→ WHAT THE TASK REQUIRES
Collect from the data below each line with "letters".

** BEGIN DATA TO USE **

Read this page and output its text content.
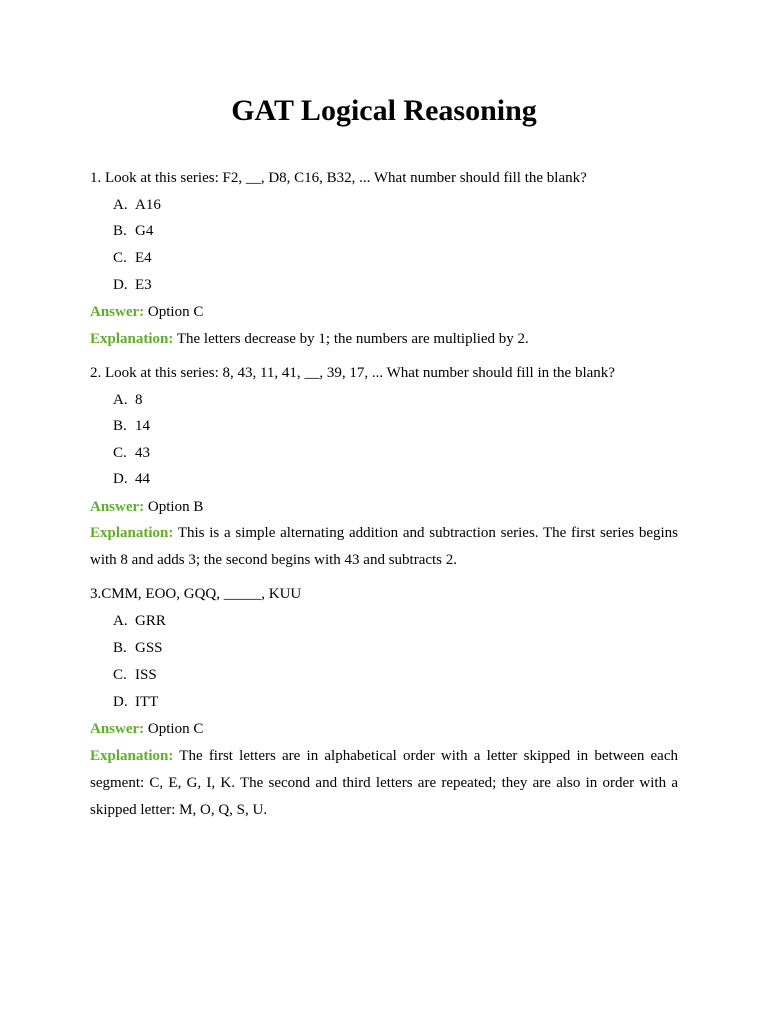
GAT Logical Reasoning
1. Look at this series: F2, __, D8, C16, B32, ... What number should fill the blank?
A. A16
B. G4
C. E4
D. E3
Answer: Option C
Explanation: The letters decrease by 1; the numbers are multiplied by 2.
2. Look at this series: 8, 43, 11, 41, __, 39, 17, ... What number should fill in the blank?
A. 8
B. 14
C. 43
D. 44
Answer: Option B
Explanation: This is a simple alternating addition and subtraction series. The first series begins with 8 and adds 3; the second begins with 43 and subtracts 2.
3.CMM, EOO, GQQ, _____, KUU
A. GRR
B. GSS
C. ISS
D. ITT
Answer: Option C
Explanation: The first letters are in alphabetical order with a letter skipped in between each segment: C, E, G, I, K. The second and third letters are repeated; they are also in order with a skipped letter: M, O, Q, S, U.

** END DATA TO USE **
** BEGIN DATA TO USE **

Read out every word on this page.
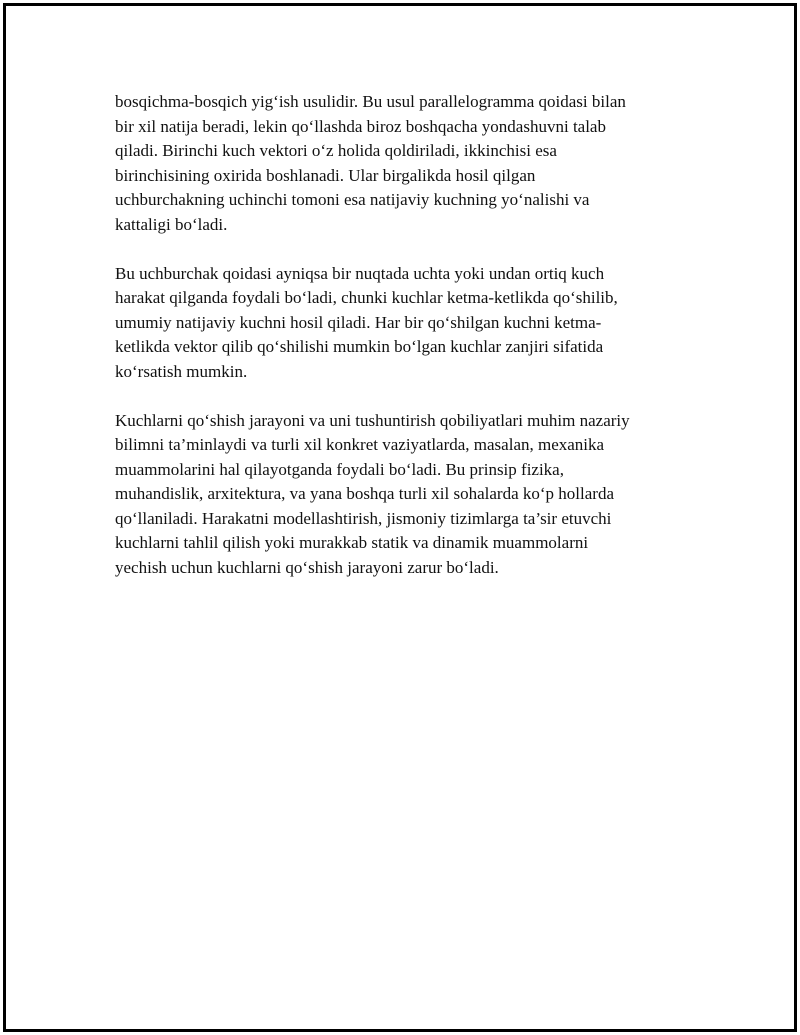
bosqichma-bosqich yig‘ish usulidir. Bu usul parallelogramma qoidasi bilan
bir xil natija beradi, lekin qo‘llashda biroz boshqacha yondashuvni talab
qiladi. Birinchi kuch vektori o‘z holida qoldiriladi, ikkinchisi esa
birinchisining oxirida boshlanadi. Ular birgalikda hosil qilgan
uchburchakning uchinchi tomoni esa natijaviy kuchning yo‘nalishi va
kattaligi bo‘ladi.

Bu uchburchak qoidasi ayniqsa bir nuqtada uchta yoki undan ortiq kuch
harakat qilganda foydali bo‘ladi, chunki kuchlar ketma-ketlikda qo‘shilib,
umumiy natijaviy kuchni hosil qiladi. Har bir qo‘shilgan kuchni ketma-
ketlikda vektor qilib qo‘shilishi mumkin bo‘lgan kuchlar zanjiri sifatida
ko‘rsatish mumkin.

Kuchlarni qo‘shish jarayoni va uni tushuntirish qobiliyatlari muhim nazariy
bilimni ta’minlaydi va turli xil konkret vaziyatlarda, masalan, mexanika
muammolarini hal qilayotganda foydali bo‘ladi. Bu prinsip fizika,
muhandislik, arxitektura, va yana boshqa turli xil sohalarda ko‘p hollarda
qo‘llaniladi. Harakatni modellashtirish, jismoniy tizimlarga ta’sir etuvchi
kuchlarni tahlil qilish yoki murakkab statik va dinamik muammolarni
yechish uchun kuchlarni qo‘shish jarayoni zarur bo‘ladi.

** END DATA TO USE **
** BEGIN DATA TO USE **

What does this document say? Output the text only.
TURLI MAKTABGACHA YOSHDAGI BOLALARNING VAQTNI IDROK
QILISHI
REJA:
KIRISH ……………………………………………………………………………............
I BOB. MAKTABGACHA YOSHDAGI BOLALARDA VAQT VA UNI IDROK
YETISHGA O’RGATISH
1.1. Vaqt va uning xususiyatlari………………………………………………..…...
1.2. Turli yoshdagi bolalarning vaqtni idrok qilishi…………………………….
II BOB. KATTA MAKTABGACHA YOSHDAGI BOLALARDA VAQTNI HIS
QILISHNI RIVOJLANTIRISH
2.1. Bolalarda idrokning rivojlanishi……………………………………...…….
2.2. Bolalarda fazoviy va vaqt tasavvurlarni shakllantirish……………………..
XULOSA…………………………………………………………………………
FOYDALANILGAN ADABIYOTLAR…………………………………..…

** END DATA TO USE **

→ OUTPUT FOR THIS TASK
Explanation: The letters decrease by 1; the numbers are multiplied by 2.
Explanation: The first letters are in alphabetical order with a letter skipped in between each segment: C, E, G, I, K. The second and third letters are repeated; they are also in order with a skipped letter: M, O, Q, S, U.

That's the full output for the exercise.